** Start of Data supplied **

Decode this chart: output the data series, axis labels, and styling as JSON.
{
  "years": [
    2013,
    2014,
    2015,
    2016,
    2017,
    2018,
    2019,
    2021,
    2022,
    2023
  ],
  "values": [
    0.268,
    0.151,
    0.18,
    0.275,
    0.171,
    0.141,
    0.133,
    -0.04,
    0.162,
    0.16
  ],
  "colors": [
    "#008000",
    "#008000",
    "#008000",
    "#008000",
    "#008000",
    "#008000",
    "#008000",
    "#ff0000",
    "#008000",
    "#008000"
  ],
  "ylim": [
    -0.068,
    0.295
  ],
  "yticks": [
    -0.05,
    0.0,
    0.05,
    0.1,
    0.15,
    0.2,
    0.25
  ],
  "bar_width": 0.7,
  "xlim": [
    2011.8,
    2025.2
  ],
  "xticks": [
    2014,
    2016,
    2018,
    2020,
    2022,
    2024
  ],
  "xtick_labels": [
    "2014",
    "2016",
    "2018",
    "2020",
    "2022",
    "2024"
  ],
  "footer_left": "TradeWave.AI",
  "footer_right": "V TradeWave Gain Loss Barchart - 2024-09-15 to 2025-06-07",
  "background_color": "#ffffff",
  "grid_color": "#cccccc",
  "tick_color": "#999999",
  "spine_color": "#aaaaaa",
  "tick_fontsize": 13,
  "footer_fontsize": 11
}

** End of Data supplied **

## Brief:
Transcribe the whole listing exactly.

## Finished answer:
Decode this chart: output the data series, axis labels, and styling as JSON.
{
  "years": [
    2013,
    2014,
    2015,
    2016,
    2017,
    2018,
    2019,
    2021,
    2022,
    2023
  ],
  "values": [
    0.268,
    0.151,
    0.18,
    0.275,
    0.171,
    0.141,
    0.133,
    -0.04,
    0.162,
    0.16
  ],
  "colors": [
    "#008000",
    "#008000",
    "#008000",
    "#008000",
    "#008000",
    "#008000",
    "#008000",
    "#ff0000",
    "#008000",
    "#008000"
  ],
  "ylim": [
    -0.068,
    0.295
  ],
  "yticks": [
    -0.05,
    0.0,
    0.05,
    0.1,
    0.15,
    0.2,
    0.25
  ],
  "bar_width": 0.7,
  "xlim": [
    2011.8,
    2025.2
  ],
  "xticks": [
    2014,
    2016,
    2018,
    2020,
    2022,
    2024
  ],
  "xtick_labels": [
    "2014",
    "2016",
    "2018",
    "2020",
    "2022",
    "2024"
  ],
  "footer_left": "TradeWave.AI",
  "footer_right": "V TradeWave Gain Loss Barchart - 2024-09-15 to 2025-06-07",
  "background_color": "#ffffff",
  "grid_color": "#cccccc",
  "tick_color": "#999999",
  "spine_color": "#aaaaaa",
  "tick_fontsize": 13,
  "footer_fontsize": 11
}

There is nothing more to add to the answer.